Reproduce the entire listing word for word.

- _Data items_:
= = = =

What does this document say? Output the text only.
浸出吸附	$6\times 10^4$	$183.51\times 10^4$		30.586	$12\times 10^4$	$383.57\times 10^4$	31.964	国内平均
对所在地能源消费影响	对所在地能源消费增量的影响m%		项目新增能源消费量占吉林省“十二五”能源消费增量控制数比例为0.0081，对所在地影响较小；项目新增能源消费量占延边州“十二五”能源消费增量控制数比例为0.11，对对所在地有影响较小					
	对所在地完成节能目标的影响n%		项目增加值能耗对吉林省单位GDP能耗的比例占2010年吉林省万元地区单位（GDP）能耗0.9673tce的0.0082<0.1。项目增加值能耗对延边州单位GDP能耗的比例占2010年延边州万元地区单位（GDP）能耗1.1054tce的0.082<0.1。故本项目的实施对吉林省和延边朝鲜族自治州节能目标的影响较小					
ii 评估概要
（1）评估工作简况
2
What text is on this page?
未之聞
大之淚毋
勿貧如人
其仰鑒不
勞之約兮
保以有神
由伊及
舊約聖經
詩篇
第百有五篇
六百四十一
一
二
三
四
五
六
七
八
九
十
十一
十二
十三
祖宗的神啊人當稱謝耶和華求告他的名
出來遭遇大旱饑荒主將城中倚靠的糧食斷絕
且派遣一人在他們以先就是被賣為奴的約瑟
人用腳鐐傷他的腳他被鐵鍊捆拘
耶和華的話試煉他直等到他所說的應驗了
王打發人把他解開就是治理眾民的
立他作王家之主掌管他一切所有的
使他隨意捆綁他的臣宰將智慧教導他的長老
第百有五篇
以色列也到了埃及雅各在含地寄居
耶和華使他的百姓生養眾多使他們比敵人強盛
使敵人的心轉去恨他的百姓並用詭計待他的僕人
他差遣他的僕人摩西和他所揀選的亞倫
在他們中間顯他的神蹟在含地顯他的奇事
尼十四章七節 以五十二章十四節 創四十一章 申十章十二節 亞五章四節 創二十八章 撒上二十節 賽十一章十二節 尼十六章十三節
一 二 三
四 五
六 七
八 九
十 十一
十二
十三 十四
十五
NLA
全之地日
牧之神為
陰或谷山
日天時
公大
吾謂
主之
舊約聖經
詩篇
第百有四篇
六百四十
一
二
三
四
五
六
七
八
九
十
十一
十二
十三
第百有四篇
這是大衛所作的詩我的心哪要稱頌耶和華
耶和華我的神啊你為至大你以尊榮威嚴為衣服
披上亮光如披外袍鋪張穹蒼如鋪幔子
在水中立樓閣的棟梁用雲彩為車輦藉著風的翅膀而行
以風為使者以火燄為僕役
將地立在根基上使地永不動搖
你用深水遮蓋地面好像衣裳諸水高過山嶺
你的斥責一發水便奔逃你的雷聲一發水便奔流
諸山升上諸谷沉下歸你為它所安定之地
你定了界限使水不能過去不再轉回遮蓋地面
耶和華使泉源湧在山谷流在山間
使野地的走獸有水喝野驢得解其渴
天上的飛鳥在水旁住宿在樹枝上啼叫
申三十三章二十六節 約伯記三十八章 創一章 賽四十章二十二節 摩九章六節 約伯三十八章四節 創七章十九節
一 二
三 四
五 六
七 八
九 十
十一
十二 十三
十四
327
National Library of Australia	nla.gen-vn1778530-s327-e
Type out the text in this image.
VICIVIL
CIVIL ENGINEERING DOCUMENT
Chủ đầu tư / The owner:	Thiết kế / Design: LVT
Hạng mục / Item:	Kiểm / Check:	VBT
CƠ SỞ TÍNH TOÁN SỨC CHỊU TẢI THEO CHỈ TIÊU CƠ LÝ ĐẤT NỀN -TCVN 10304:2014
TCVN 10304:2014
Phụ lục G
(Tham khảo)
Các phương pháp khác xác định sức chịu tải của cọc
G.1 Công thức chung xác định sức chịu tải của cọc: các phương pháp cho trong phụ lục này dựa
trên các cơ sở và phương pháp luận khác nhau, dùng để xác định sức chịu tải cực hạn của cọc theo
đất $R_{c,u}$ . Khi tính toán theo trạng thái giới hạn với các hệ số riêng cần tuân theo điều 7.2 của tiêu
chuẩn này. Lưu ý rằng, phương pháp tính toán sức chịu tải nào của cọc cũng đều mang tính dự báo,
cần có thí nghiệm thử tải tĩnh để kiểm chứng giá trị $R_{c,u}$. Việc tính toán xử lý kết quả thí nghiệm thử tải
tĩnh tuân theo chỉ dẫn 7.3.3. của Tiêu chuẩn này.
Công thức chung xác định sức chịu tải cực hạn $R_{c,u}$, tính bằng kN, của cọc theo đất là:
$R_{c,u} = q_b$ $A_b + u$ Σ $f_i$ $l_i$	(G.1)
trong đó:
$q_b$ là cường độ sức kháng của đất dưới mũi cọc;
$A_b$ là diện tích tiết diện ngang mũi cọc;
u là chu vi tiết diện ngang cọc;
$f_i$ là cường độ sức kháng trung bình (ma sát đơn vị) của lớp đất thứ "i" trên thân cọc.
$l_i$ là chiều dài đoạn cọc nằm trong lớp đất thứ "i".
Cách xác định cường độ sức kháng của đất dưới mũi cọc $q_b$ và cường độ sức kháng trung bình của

= = = =

- _FINISHED EXERCISE_:
What does this document say? Output the text only.
浸出吸附	$6\times 10^4$	$183.51\times 10^4$		30.586	$12\times 10^4$	$383.57\times 10^4$	31.964	国内平均
对所在地能源消费影响	对所在地能源消费增量的影响m%		项目新增能源消费量占吉林省“十二五”能源消费增量控制数比例为0.0081，对所在地影响较小；项目新增能源消费量占延边州“十二五”能源消费增量控制数比例为0.11，对对所在地有影响较小					
	对所在地完成节能目标的影响n%		项目增加值能耗对吉林省单位GDP能耗的比例占2010年吉林省万元地区单位（GDP）能耗0.9673tce的0.0082<0.1。项目增加值能耗对延边州单位GDP能耗的比例占2010年延边州万元地区单位（GDP）能耗1.1054tce的0.082<0.1。故本项目的实施对吉林省和延边朝鲜族自治州节能目标的影响较小					
ii 评估概要
（1）评估工作简况
2
What text is on this page?
未之聞
大之淚毋
勿貧如人
其仰鑒不
勞之約兮
保以有神
由伊及
舊約聖經
詩篇
第百有五篇
六百四十一
一
二
三
四
五
六
七
八
九
十
十一
十二
十三
祖宗的神啊人當稱謝耶和華求告他的名
出來遭遇大旱饑荒主將城中倚靠的糧食斷絕
且派遣一人在他們以先就是被賣為奴的約瑟
人用腳鐐傷他的腳他被鐵鍊捆拘
耶和華的話試煉他直等到他所說的應驗了
王打發人把他解開就是治理眾民的
立他作王家之主掌管他一切所有的
使他隨意捆綁他的臣宰將智慧教導他的長老
第百有五篇
以色列也到了埃及雅各在含地寄居
耶和華使他的百姓生養眾多使他們比敵人強盛
使敵人的心轉去恨他的百姓並用詭計待他的僕人
他差遣他的僕人摩西和他所揀選的亞倫
在他們中間顯他的神蹟在含地顯他的奇事
尼十四章七節 以五十二章十四節 創四十一章 申十章十二節 亞五章四節 創二十八章 撒上二十節 賽十一章十二節 尼十六章十三節
一 二 三
四 五
六 七
八 九
十 十一
十二
十三 十四
十五
NLA
全之地日
牧之神為
陰或谷山
日天時
公大
吾謂
主之
舊約聖經
詩篇
第百有四篇
六百四十
一
二
三
四
五
六
七
八
九
十
十一
十二
十三
第百有四篇
這是大衛所作的詩我的心哪要稱頌耶和華
耶和華我的神啊你為至大你以尊榮威嚴為衣服
披上亮光如披外袍鋪張穹蒼如鋪幔子
在水中立樓閣的棟梁用雲彩為車輦藉著風的翅膀而行
以風為使者以火燄為僕役
將地立在根基上使地永不動搖
你用深水遮蓋地面好像衣裳諸水高過山嶺
你的斥責一發水便奔逃你的雷聲一發水便奔流
諸山升上諸谷沉下歸你為它所安定之地
你定了界限使水不能過去不再轉回遮蓋地面
耶和華使泉源湧在山谷流在山間
使野地的走獸有水喝野驢得解其渴
天上的飛鳥在水旁住宿在樹枝上啼叫
申三十三章二十六節 約伯記三十八章 創一章 賽四十章二十二節 摩九章六節 約伯三十八章四節 創七章十九節
一 二
三 四
五 六
七 八
九 十
十一
十二 十三
十四
327
National Library of Australia	nla.gen-vn1778530-s327-e
Type out the text in this image.
VICIVIL
CIVIL ENGINEERING DOCUMENT
Chủ đầu tư / The owner:	Thiết kế / Design: LVT
Hạng mục / Item:	Kiểm / Check:	VBT
CƠ SỞ TÍNH TOÁN SỨC CHỊU TẢI THEO CHỈ TIÊU CƠ LÝ ĐẤT NỀN -TCVN 10304:2014
TCVN 10304:2014
Phụ lục G
(Tham khảo)
Các phương pháp khác xác định sức chịu tải của cọc
G.1 Công thức chung xác định sức chịu tải của cọc: các phương pháp cho trong phụ lục này dựa
trên các cơ sở và phương pháp luận khác nhau, dùng để xác định sức chịu tải cực hạn của cọc theo
đất $R_{c,u}$ . Khi tính toán theo trạng thái giới hạn với các hệ số riêng cần tuân theo điều 7.2 của tiêu
chuẩn này. Lưu ý rằng, phương pháp tính toán sức chịu tải nào của cọc cũng đều mang tính dự báo,
cần có thí nghiệm thử tải tĩnh để kiểm chứng giá trị $R_{c,u}$. Việc tính toán xử lý kết quả thí nghiệm thử tải
tĩnh tuân theo chỉ dẫn 7.3.3. của Tiêu chuẩn này.
Công thức chung xác định sức chịu tải cực hạn $R_{c,u}$, tính bằng kN, của cọc theo đất là:
$R_{c,u} = q_b$ $A_b + u$ Σ $f_i$ $l_i$	(G.1)
trong đó:
$q_b$ là cường độ sức kháng của đất dưới mũi cọc;
$A_b$ là diện tích tiết diện ngang mũi cọc;
u là chu vi tiết diện ngang cọc;
$f_i$ là cường độ sức kháng trung bình (ma sát đơn vị) của lớp đất thứ "i" trên thân cọc.
$l_i$ là chiều dài đoạn cọc nằm trong lớp đất thứ "i".
Cách xác định cường độ sức kháng của đất dưới mũi cọc $q_b$ và cường độ sức kháng trung bình của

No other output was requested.